-- begin --
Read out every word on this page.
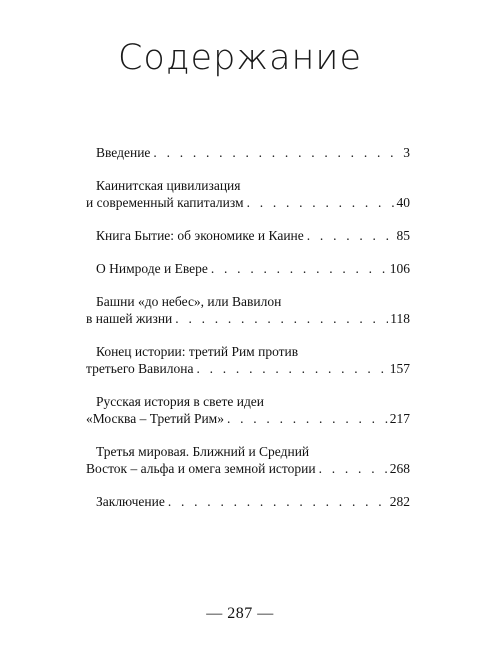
Содержание
Введение . . .	3
Каинитская цивилизация
и современный капитализм . . .	40
Книга Бытие: об экономике и Каине . . .	85
О Нимроде и Евере . . .	106
Башни «до небес», или Вавилон
в нашей жизни . . .	118
Конец истории: третий Рим против
третьего Вавилона . . .	157
Русская история в свете идеи
«Москва – Третий Рим» . . .	217
Третья мировая. Ближний и Средний
Восток – альфа и омега земной истории . . .	268
Заключение . . .	282
— 287 —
-- end --
WHAT IS REQUIRED → Above are records to transcribe exactly; leave their pictures out.

THE RESPONSE →
Read out every word on this page.
Содержание
Введение . . .	3
Каинитская цивилизация
и современный капитализм . . .	40
Книга Бытие: об экономике и Каине . . .	85
О Нимроде и Евере . . .	106
Башни «до небес», или Вавилон
в нашей жизни . . .	118
Конец истории: третий Рим против
третьего Вавилона . . .	157
Русская история в свете идеи
«Москва – Третий Рим» . . .	217
Третья мировая. Ближний и Средний
Восток – альфа и омега земной истории . . .	268
Заключение . . .	282
— 287 —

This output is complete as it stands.